▶ Set task: Give only the number of lines in the records below that contain the word "Edit".

........

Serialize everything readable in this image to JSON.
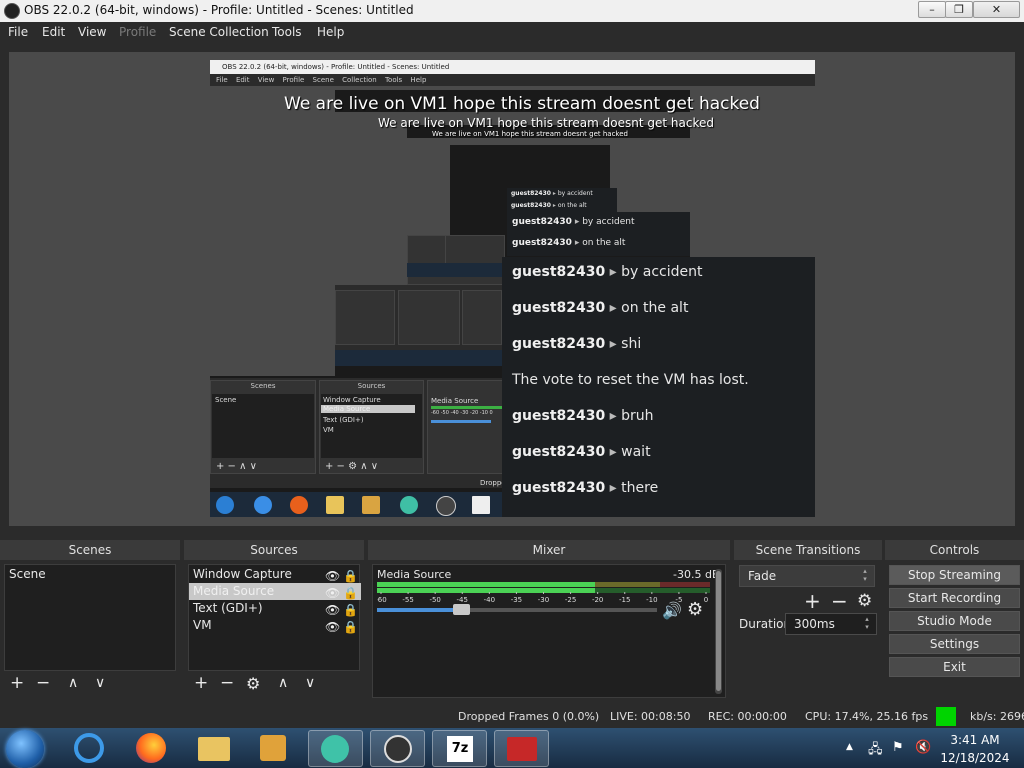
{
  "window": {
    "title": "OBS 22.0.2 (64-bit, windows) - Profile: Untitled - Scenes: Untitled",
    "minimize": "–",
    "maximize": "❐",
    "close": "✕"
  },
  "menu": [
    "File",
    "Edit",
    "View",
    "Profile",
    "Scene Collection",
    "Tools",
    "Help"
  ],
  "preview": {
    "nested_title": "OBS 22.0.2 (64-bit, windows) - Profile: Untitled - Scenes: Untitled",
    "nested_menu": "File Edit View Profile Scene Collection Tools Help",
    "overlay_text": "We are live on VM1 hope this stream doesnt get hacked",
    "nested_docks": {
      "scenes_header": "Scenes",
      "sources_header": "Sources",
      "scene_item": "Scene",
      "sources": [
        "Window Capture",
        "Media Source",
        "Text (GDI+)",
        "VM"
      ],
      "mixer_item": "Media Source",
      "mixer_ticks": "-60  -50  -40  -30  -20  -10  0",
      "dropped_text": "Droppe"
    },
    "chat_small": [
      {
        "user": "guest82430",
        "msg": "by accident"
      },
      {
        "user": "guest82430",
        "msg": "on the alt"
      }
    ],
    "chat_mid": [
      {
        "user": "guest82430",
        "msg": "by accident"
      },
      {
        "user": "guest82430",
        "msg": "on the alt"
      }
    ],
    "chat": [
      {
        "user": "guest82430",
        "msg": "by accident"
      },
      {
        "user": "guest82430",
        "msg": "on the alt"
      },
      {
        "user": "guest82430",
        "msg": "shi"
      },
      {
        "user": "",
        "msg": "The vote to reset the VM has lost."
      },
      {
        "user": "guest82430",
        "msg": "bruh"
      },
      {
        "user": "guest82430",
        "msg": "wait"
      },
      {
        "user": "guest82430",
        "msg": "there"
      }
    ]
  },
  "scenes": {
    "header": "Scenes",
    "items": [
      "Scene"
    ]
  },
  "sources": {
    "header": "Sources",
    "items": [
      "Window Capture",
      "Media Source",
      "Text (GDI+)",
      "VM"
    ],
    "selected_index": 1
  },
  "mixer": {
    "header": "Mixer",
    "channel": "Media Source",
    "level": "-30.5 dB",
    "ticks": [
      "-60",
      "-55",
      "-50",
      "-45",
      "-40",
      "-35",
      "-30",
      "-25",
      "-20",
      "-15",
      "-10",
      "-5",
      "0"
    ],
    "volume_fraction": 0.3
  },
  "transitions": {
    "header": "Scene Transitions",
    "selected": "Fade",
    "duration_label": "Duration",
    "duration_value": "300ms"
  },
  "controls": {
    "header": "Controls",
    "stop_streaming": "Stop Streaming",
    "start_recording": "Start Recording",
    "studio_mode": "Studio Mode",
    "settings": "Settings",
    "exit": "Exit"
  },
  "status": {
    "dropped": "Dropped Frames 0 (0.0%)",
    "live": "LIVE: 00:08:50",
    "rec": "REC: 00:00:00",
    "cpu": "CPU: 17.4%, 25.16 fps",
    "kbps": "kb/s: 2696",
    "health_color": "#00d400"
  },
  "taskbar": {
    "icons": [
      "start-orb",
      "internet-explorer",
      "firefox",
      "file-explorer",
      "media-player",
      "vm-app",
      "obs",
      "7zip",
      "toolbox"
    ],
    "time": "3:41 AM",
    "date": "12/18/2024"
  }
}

........

▶ Solution: 2